WORK REQUIRED: Please copy every line from the following entries in which the word "face" appears.

##### SUPPLIED RECORDS #####

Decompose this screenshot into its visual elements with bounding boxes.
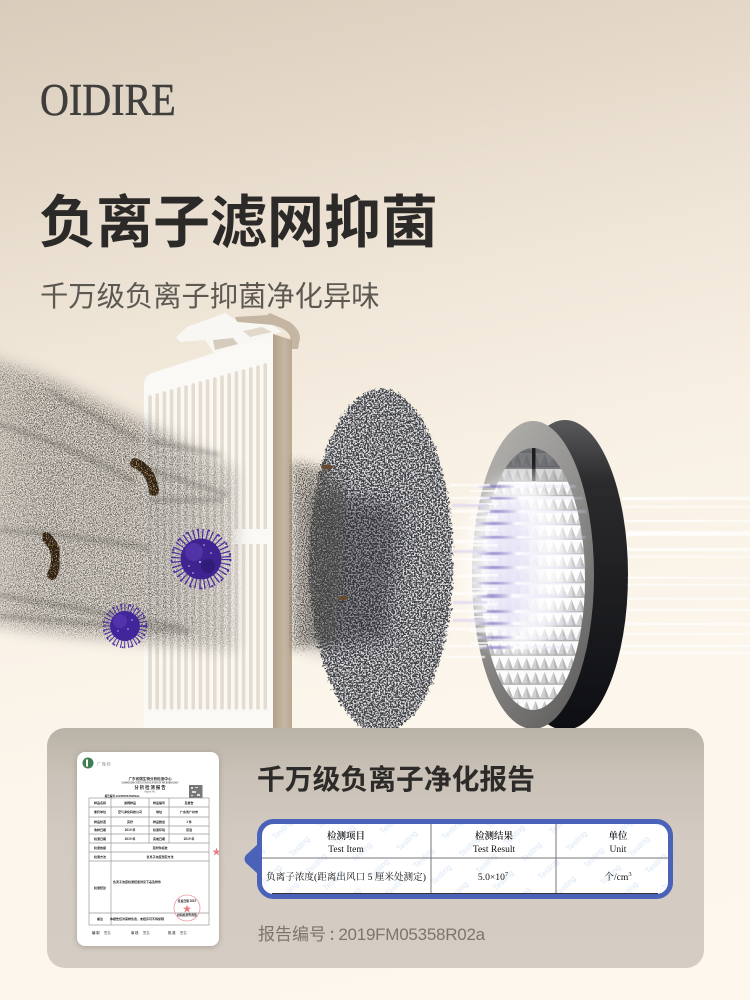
- report cell text: 样品编号: [153, 800, 165, 805]
- report cell text: 委托单位: [94, 809, 106, 814]
- table row text: 个/cm: [604, 872, 628, 883]
- title: 负离子滤网抑菌: [39, 177, 438, 259]
- report cell text: 见报告: [184, 800, 194, 805]
- report cell text: 2019 年: [184, 836, 194, 841]
- document header text: 广东省微生物分析检测中心: [128, 776, 172, 782]
- beams inside ring: [473, 485, 586, 649]
- report cell text: 完好: [127, 819, 133, 824]
- table header text: 检测项目: [327, 828, 365, 842]
- filter cover with slots: [144, 313, 300, 730]
- pleated media: [481, 448, 585, 710]
- top clip of filter: [176, 313, 300, 353]
- document header text: 报告编号 2019FM05358R02a: [105, 794, 140, 798]
- stripes across left of ring: [470, 490, 498, 644]
- black back rim: [502, 420, 628, 730]
- table frame: [260, 822, 670, 896]
- virus small: [104, 604, 146, 648]
- table header text: Test Item: [328, 845, 364, 855]
- callout pointer: [244, 843, 259, 875]
- report cell text: 样品名称: [94, 800, 106, 805]
- table row text: 负离子浓度(距离出风口 5 厘米处测定): [266, 871, 426, 883]
- report number: 报告编号 : 2019FM05358R02a: [258, 920, 485, 945]
- test result table callout: [244, 819, 673, 899]
- table row text: 5.0×10: [478, 872, 505, 883]
- dust stream behind foam: [292, 462, 345, 650]
- filter side face: [273, 334, 292, 730]
- qr code: [189, 785, 202, 798]
- report cell text: 检测日期: [94, 836, 106, 841]
- table header text: [327, 828, 628, 855]
- document header text: GUANGDONG DETECTION CENTER OF MICROBIOLOGY: [121, 780, 179, 784]
- virus large: [172, 530, 230, 588]
- signatures: 批 准: [168, 930, 176, 935]
- table header text: Test Result: [473, 845, 516, 855]
- report cell text: 常温: [186, 827, 192, 832]
- dark streaks in dust: [0, 392, 228, 632]
- red seal: ★: [182, 904, 192, 914]
- dark dust streaks on foam: [310, 490, 400, 650]
- document header text: 分 析 检 测 报 告: [134, 784, 166, 791]
- report cell text: 样品状态: [94, 819, 106, 824]
- lab logo: 广 微 检: [97, 760, 111, 768]
- report cell text: 空气净化科技公司: [118, 809, 142, 814]
- report cell text: 样品数量: [153, 819, 165, 824]
- table row text: [266, 871, 632, 883]
- captured particles: [321, 464, 348, 600]
- table grid: [262, 824, 668, 894]
- report cell text: 检测结论: [94, 885, 106, 890]
- report cell text: 本报告仅对来样负责，未经许可不得复制: [110, 916, 164, 921]
- document header text: [105, 776, 179, 798]
- subtitle: 千万级负离子抑菌净化异味: [40, 274, 380, 315]
- signatures: [92, 930, 187, 935]
- report cell text: 负离子浓度测定方法: [146, 854, 174, 859]
- report cell text: 2019 年: [125, 827, 135, 832]
- brand logo: OIDIRE: [40, 75, 176, 125]
- report cell text: 2019 年: [125, 836, 135, 841]
- report cell text: 收样日期: [94, 827, 106, 832]
- table header text: 检测结果: [475, 828, 513, 842]
- report panel: [47, 728, 704, 968]
- slot bridge: [232, 529, 273, 544]
- ring HEPA filter: [472, 420, 628, 730]
- top frame shadow and cross bar: [484, 448, 567, 540]
- lab logo: [82, 758, 111, 768]
- report cell text: 检测方法: [94, 854, 106, 859]
- test report document: [74, 751, 222, 950]
- bacterium upper: [135, 463, 154, 491]
- report cell text: 完成日期: [153, 836, 165, 841]
- beams between foam and ring: [445, 484, 490, 658]
- foam filter disc: [309, 389, 453, 733]
- table row text: 3: [628, 871, 632, 878]
- table header text: 单位: [608, 828, 628, 842]
- report cell text: 地址: [156, 809, 162, 814]
- signatures: 签名: [143, 930, 150, 935]
- report cell text: 见附件标准: [152, 845, 168, 850]
- red seal: 签发日期 2019: [178, 899, 197, 903]
- report cell text: 检测依据: [94, 845, 106, 850]
- report cell text: 广东省广州市: [180, 809, 198, 814]
- filter front face: [144, 334, 273, 730]
- signatures: 签名: [180, 930, 187, 935]
- beams right of ring: [620, 497, 750, 654]
- report cell text: 检测环境: [153, 827, 165, 832]
- vertical slots: [150, 365, 265, 708]
- table row text: 7: [505, 871, 509, 878]
- report cell text: 备注: [97, 916, 103, 921]
- report cell text: 1 件: [186, 819, 192, 824]
- report cell text: 滤网样品: [124, 800, 136, 805]
- report cell text: [94, 800, 198, 921]
- bacteria: [46, 463, 154, 575]
- report grid: [89, 798, 209, 925]
- document header text: Report No.: [145, 790, 156, 794]
- report heading: 千万级负离子净化报告: [257, 758, 535, 798]
- red seal: [174, 895, 200, 921]
- report cell text: 负离子浓度检测结果详见下表及附件: [113, 879, 161, 884]
- grey front ring: [472, 421, 594, 729]
- dust stream left of filter: [0, 355, 236, 650]
- bacterium lower: [46, 537, 56, 575]
- signatures: 签名: [104, 930, 111, 935]
- table header text: Unit: [610, 845, 627, 855]
- signatures: 审 核: [131, 930, 139, 935]
- signatures: 编 制: [92, 930, 100, 935]
- soft glow through filter: [466, 477, 570, 653]
- red seal: 检验检测专用章: [177, 913, 197, 917]
- clean air light beams: [445, 477, 750, 658]
- product illustration: [0, 313, 750, 728]
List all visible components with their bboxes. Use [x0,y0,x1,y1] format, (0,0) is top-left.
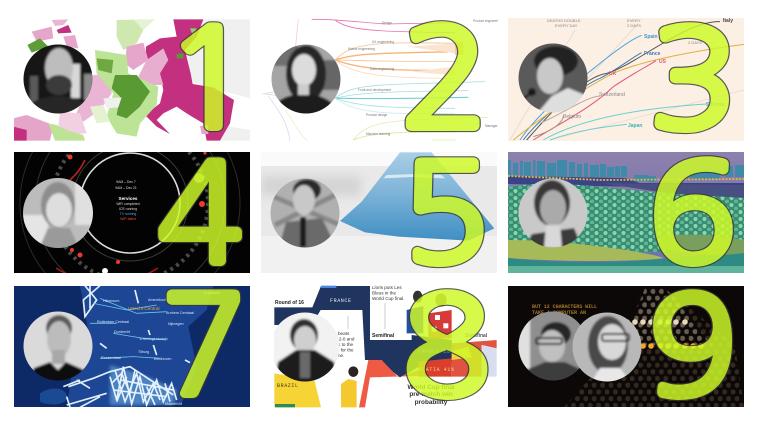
city labels: Arnhem Centraal [166,311,194,315]
chart text: beats [338,331,350,336]
chart text: World Cup final. [372,296,405,301]
number 8: 8 [402,280,491,415]
number 7: 7 [160,279,248,414]
stage labels: Semifinal [372,333,395,339]
country labels: UK [609,71,617,77]
chart text: Bleus in the [372,290,396,296]
panel 7: night map of train lines [14,286,250,407]
city labels: Tilburg [138,350,149,354]
city labels: Maastricht [165,402,182,406]
panel headline: TAKE A COMPUTER AN [532,310,586,316]
chart annotations: EVERY [627,18,641,23]
radial chart legend: 9AM – Dec 21 [115,186,137,190]
portrait 2 [272,44,340,114]
chart text: Lloris puts Les [372,285,402,290]
number 6: 6 [648,147,737,282]
country labels: France [644,51,661,57]
branch labels: Design [382,21,392,25]
country labels [563,18,733,129]
city labels: Rotterdam Centraal [97,320,129,324]
city labels: Amersfoort [148,298,166,302]
branch labels: UX engineering [372,40,394,44]
country labels: Switzerland [599,92,625,98]
chart annotations: DEATHS DOUBLE [547,18,581,23]
country labels: Spain [644,34,658,40]
radial chart legend: ICE running [119,207,137,211]
number 5: 5 [401,147,491,282]
chart annotations [547,18,702,45]
portrait 9a [518,312,580,380]
country labels: US [659,59,667,65]
branch labels: Manager [485,124,499,128]
number 8: 8 [402,280,491,415]
city labels: Roosendaal [101,356,121,360]
team labels: CROATIA 41% [415,367,455,373]
country labels: S.Korea [706,102,725,108]
number 6: 6 [648,147,737,282]
radial chart legend: WiFi completed [116,202,140,206]
branch labels: Product engineering [473,19,502,23]
city labels: Enschede [204,291,220,295]
panel 8: World Cup probability stream chart [267,285,497,407]
team labels [277,298,455,389]
portrait 8 [274,312,340,382]
portrait 9b [572,312,642,382]
city labels: Eindhoven [154,357,171,361]
panel headline: BUT 12 CHARACTERS WILL [532,304,597,310]
number 1: 1 [164,11,254,147]
number 9: 9 [648,280,737,415]
portrait 3 [518,44,588,112]
country labels: Japan [628,123,642,129]
team labels: BRAZIL [277,383,299,389]
number 4: 4 [157,145,243,282]
chart subtitle: probability [415,399,448,406]
branch labels: Machine learning [366,132,391,136]
radial chart legend: Services [119,196,138,201]
city skyline [508,160,744,182]
number 5: 5 [401,147,491,282]
chart annotations: EVERY DAY [555,23,578,28]
branch labels: Front-end development [358,88,391,92]
panel 4: black radial chart [14,152,250,273]
chart text: ls for the [336,348,354,352]
radial chart legend: WiFi failed [120,217,136,221]
panel 9: dot-matrix password chart [508,286,744,407]
radial chart legend [115,180,140,221]
team labels: FRANCE 59% [418,349,454,355]
number 1: 1 [164,11,254,147]
chart annotations: 2 DAYS [627,23,641,28]
country labels: Italy [723,18,733,24]
stage labels: Semifinal [465,333,488,339]
branch labels: Data engineering [370,67,395,71]
country labels: Belgium [563,114,581,120]
chart annotations: 2 DAYS [688,40,702,45]
number 3: 3 [649,13,738,148]
chart text: – 2-0 and [335,336,355,342]
portrait 6 [518,178,588,248]
orange dot row [632,343,704,349]
branch labels [348,19,502,136]
city labels: Nijmegen [168,322,184,326]
portrait 7 [24,312,92,380]
branch labels: Product design [366,113,387,117]
chart subtitle [407,384,455,406]
portrait 5 [270,178,340,248]
stage labels [275,300,488,339]
city labels: 's Hertogenbosch [139,337,168,341]
panel 3: coronavirus trajectory line chart [508,18,744,141]
chart subtitle: World Cup final [407,384,455,391]
branch labels: Mobile engineering [348,47,375,51]
chart text [335,285,405,358]
number 2: 2 [400,12,490,147]
panel headline [532,304,597,314]
portrait 4 [23,178,93,248]
chart text: s to the [338,342,354,347]
number 7: 7 [160,279,248,414]
city labels: Hilversum [103,299,119,303]
panel 5: terrain with blue mountain [261,152,497,273]
radial chart legend: 9AM – Dec 7 [116,180,136,184]
number 2: 2 [400,12,490,147]
number 9: 9 [648,280,737,415]
portrait 1 [24,44,92,114]
team labels: FRANCE [330,298,352,304]
city labels: Utrecht Central [128,306,160,311]
chart subtitle: pre-match win [409,391,453,398]
stage labels: Round of 16 [275,300,304,306]
panel 6: illustrated city and forest [508,152,744,273]
chart text: ne. [338,353,344,358]
panel 2: branching tree of career paths [262,19,502,142]
panel 1: Europe choropleth map [13,19,250,141]
number 3: 3 [649,13,738,148]
city labels: Dordrecht [114,330,130,334]
number 4: 4 [157,145,243,282]
radial chart legend: TV running [120,212,136,216]
city labels [97,291,220,406]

#####

OUTPUT OF THE EXERCISE:
- filter side face: [273, 334, 292, 730]
- filter front face: [144, 334, 273, 730]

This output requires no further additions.